» **Written task**
In the material below, identify each line bearing the word "Months". Reproduce those lines.
'''
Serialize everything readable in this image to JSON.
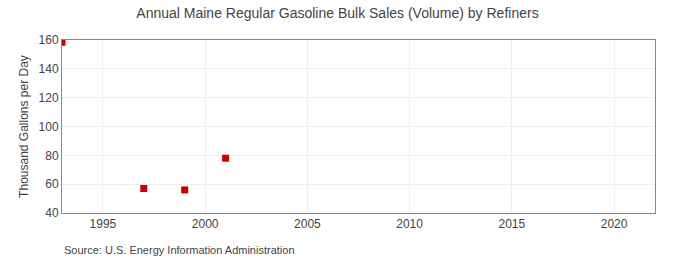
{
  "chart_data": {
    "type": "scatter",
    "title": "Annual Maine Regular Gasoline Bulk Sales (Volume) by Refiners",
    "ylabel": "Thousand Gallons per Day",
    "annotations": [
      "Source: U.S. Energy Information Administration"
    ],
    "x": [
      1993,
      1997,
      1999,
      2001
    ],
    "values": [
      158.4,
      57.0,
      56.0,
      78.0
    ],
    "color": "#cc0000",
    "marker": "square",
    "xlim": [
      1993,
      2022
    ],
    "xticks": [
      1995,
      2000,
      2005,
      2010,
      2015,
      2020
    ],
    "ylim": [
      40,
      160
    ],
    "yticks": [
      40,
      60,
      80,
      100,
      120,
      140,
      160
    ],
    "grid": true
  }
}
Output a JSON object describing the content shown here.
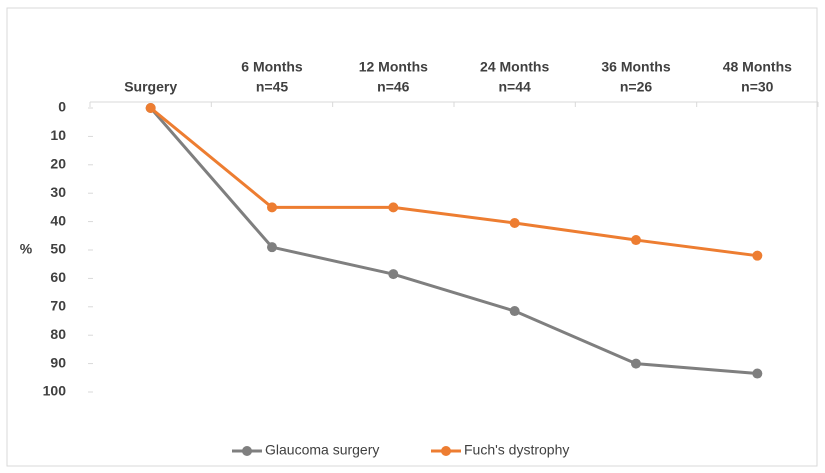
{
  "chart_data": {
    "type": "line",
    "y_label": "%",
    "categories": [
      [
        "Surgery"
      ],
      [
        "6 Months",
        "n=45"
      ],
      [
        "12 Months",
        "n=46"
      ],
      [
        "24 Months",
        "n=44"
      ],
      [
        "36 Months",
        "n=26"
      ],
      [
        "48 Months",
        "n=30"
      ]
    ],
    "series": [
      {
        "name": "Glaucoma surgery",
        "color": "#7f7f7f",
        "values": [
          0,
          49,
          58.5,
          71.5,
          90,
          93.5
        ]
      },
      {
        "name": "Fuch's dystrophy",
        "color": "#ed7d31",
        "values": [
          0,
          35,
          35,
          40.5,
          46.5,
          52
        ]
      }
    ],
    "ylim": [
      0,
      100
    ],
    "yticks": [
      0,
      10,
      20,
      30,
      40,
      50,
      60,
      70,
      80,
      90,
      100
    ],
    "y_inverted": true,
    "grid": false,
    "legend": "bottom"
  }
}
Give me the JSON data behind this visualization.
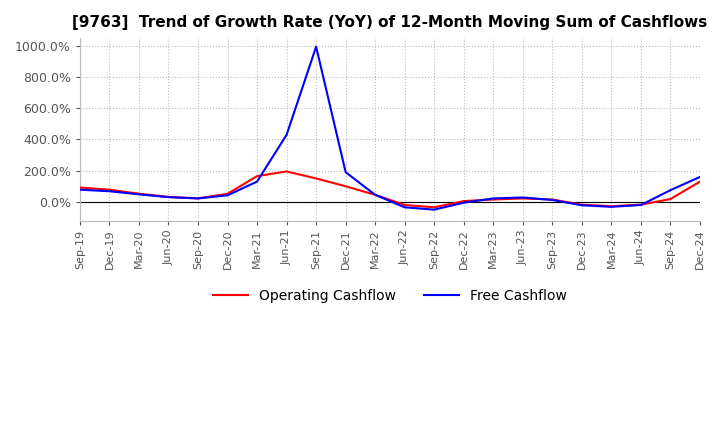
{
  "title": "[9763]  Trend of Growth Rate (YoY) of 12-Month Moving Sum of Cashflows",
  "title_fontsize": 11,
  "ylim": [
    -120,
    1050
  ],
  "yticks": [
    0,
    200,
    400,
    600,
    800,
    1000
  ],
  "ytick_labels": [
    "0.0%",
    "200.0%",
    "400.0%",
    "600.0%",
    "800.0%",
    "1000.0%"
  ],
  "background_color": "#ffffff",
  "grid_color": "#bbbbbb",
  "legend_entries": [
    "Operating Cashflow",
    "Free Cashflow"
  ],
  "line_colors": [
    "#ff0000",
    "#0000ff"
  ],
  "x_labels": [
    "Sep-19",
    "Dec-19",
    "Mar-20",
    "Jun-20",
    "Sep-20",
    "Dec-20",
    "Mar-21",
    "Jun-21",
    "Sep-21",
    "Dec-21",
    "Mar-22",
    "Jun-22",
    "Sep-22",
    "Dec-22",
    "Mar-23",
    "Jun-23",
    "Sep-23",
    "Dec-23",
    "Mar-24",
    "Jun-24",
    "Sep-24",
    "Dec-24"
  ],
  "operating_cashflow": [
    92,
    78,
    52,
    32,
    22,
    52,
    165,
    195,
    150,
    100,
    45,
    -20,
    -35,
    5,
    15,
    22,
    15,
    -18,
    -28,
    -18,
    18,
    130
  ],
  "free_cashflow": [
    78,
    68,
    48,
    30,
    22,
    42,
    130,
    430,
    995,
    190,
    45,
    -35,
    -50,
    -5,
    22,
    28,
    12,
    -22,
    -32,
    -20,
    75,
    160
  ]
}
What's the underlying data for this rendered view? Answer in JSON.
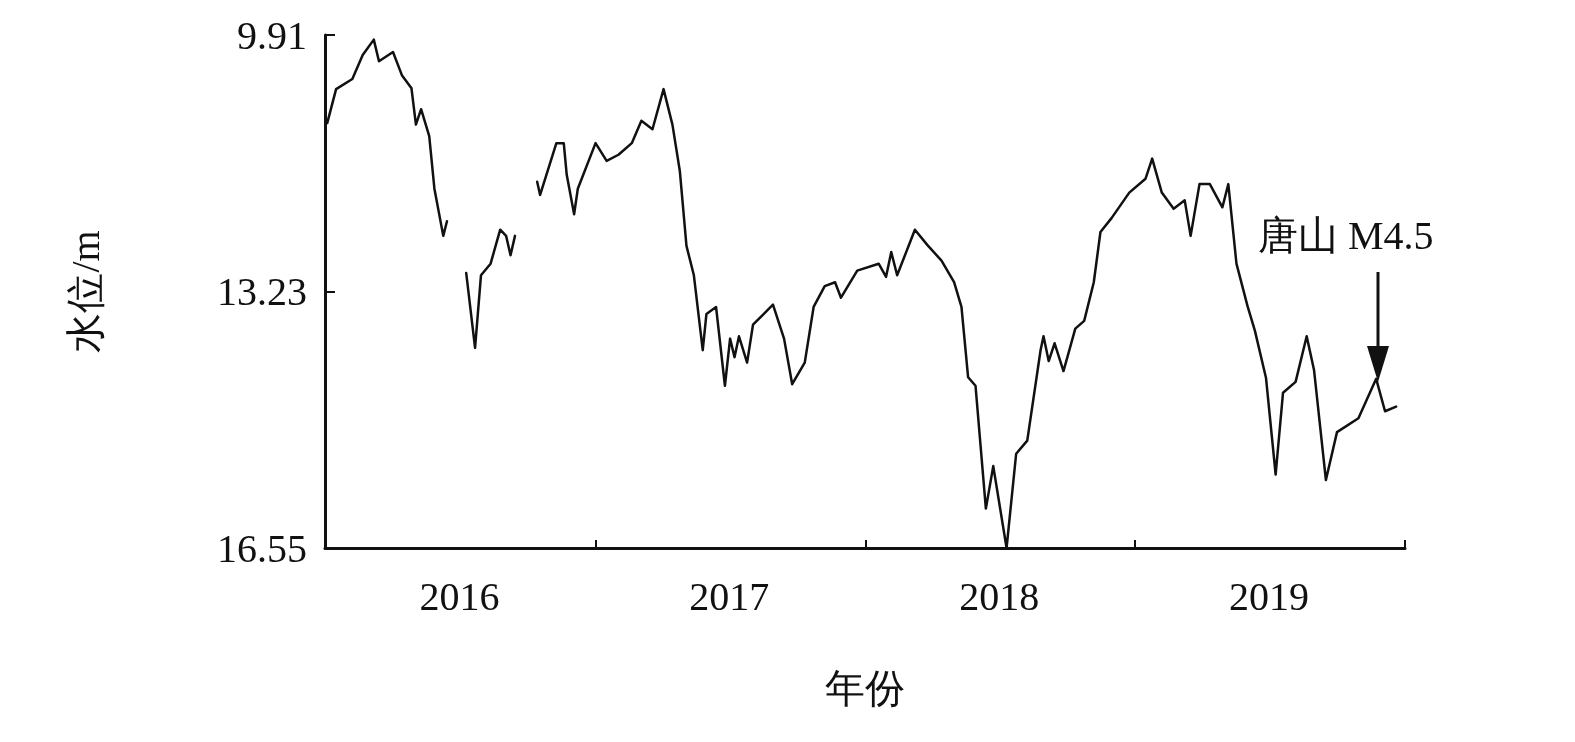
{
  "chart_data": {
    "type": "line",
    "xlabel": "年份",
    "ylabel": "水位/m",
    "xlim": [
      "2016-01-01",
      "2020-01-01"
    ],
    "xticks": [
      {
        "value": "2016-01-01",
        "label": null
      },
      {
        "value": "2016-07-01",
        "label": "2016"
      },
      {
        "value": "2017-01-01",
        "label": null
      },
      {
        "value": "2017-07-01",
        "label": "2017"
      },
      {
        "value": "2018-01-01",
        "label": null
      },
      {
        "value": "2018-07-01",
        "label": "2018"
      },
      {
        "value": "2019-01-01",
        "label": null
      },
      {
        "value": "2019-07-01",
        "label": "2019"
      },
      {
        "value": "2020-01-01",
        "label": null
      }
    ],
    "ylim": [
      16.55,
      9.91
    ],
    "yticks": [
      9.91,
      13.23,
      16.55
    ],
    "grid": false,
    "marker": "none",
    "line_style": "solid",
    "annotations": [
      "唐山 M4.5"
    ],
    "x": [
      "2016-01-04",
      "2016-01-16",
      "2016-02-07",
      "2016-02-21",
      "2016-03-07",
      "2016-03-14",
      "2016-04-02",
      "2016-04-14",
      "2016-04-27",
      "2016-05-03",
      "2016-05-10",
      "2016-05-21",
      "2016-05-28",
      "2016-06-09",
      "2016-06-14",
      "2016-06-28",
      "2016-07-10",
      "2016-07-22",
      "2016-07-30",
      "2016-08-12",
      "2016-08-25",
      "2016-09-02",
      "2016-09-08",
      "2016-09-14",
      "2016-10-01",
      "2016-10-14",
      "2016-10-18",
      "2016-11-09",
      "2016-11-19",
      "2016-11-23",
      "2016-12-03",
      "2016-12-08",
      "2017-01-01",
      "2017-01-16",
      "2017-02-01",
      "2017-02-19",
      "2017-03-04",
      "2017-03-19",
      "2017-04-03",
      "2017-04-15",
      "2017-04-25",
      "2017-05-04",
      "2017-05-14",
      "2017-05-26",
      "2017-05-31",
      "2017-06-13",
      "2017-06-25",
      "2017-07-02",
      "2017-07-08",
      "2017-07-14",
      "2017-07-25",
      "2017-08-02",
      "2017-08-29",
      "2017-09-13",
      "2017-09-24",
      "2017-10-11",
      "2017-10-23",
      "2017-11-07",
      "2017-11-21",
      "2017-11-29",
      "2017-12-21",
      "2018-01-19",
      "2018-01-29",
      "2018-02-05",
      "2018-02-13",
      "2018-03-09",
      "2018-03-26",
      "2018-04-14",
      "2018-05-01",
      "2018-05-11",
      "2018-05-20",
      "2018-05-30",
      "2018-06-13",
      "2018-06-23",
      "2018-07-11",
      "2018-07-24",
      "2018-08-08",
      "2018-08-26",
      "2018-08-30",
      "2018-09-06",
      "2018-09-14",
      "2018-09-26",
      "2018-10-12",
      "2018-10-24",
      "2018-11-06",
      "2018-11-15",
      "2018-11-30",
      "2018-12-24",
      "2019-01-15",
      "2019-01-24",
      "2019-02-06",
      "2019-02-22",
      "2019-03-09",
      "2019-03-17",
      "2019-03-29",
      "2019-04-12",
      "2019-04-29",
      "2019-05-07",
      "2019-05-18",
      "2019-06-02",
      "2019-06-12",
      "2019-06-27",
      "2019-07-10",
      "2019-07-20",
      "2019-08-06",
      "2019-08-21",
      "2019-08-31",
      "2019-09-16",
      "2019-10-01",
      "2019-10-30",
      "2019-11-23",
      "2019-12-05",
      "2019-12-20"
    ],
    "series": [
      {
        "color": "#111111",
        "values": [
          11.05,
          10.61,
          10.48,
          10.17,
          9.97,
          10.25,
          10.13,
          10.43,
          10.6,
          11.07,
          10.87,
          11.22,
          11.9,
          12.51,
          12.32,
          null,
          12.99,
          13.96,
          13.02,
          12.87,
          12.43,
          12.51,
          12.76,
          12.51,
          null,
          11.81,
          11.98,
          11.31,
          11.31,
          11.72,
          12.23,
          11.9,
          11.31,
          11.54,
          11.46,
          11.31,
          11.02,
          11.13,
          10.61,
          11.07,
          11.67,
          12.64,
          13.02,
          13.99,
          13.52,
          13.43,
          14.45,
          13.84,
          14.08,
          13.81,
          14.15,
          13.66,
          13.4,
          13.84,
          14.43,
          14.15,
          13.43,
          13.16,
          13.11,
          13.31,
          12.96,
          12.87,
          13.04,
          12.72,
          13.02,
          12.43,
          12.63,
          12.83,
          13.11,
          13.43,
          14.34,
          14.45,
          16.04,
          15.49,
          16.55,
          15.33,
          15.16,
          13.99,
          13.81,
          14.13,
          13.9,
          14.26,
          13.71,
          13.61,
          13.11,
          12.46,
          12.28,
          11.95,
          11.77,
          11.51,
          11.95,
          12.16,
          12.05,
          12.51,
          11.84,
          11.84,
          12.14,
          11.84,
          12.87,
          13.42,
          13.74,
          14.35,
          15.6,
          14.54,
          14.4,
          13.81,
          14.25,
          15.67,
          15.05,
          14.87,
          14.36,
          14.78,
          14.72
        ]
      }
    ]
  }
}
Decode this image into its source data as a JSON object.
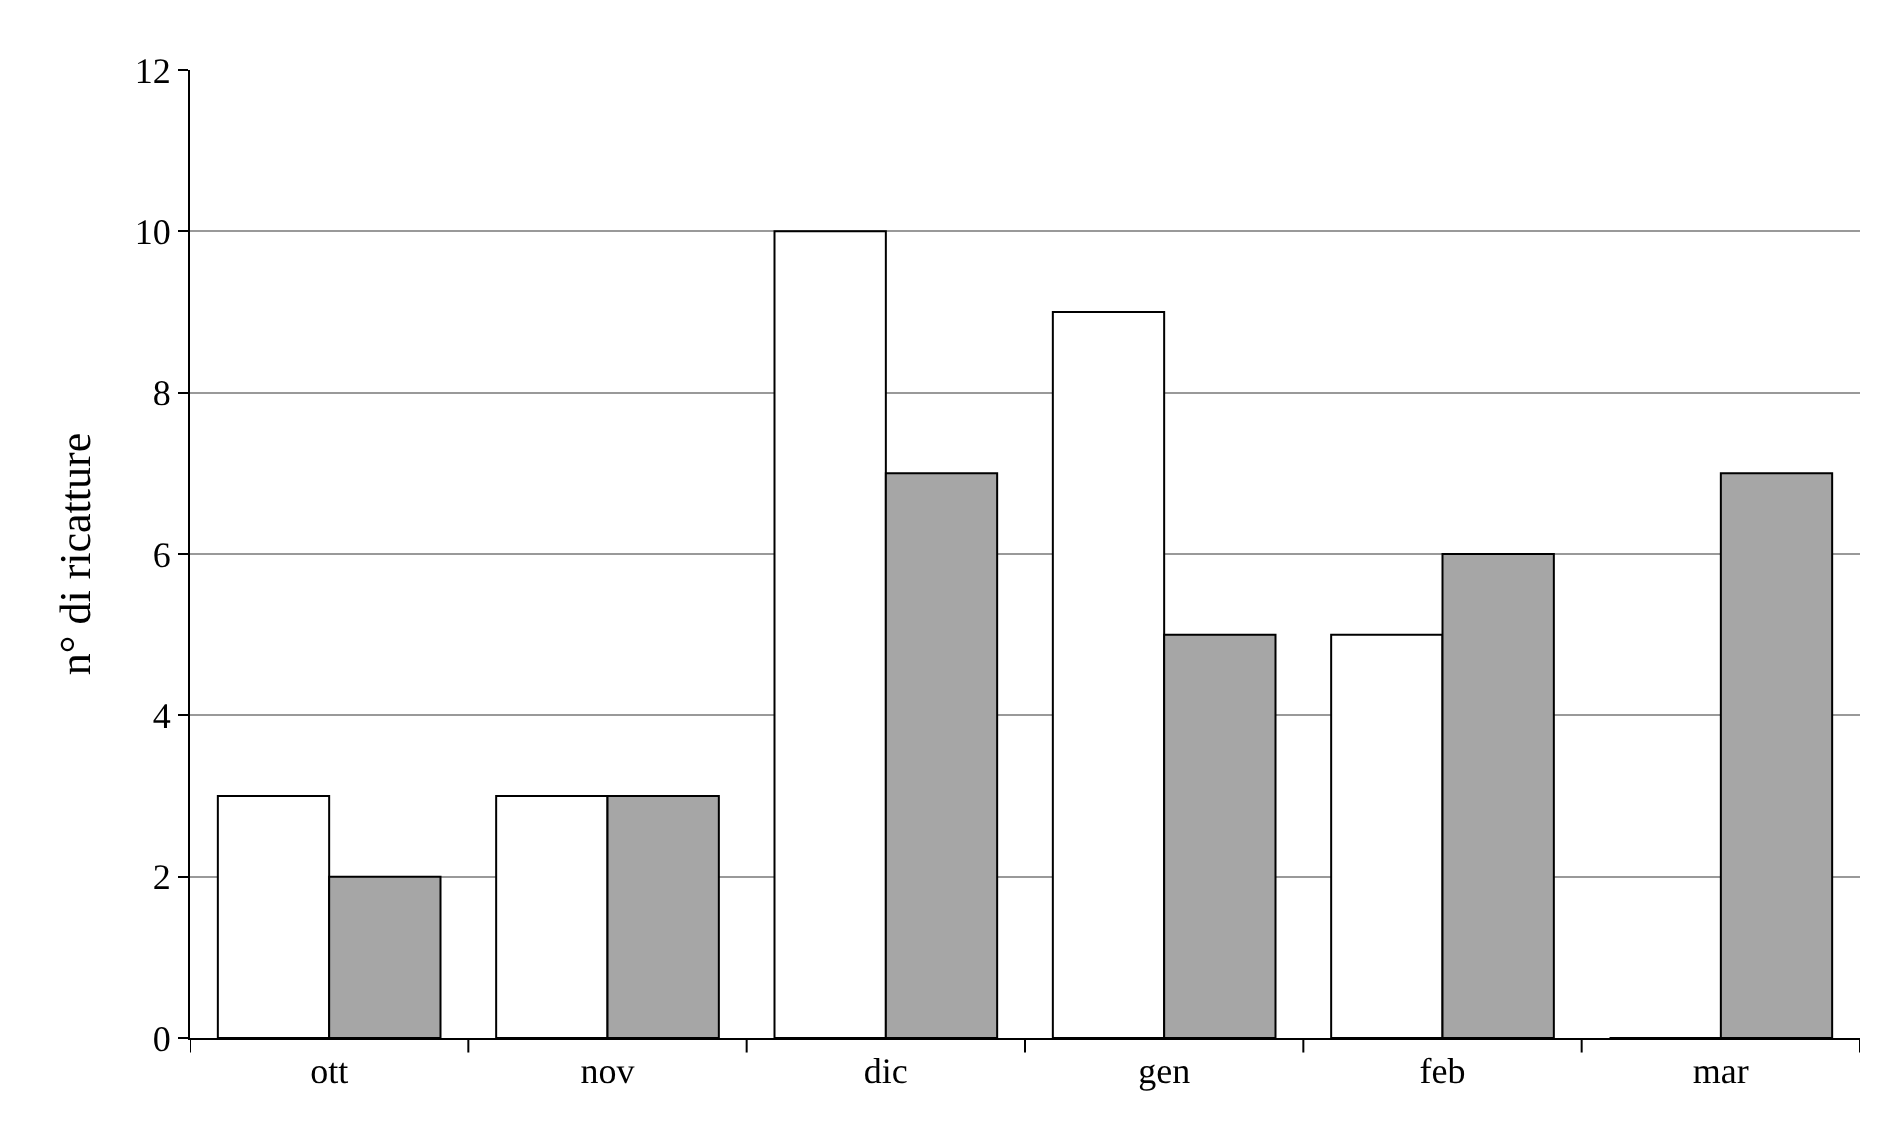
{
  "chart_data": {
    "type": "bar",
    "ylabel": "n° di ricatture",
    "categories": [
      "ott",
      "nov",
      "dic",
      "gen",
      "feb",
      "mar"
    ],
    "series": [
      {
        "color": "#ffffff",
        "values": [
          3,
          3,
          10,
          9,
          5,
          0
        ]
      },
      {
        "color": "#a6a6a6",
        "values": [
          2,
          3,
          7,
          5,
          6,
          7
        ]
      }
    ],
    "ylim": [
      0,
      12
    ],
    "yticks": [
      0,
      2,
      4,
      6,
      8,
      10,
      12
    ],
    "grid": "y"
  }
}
'''
» **Reply to the task**
        "6 Months",
        "12 Months",
        "24 Months",
        "36 Months",
        "48 Months",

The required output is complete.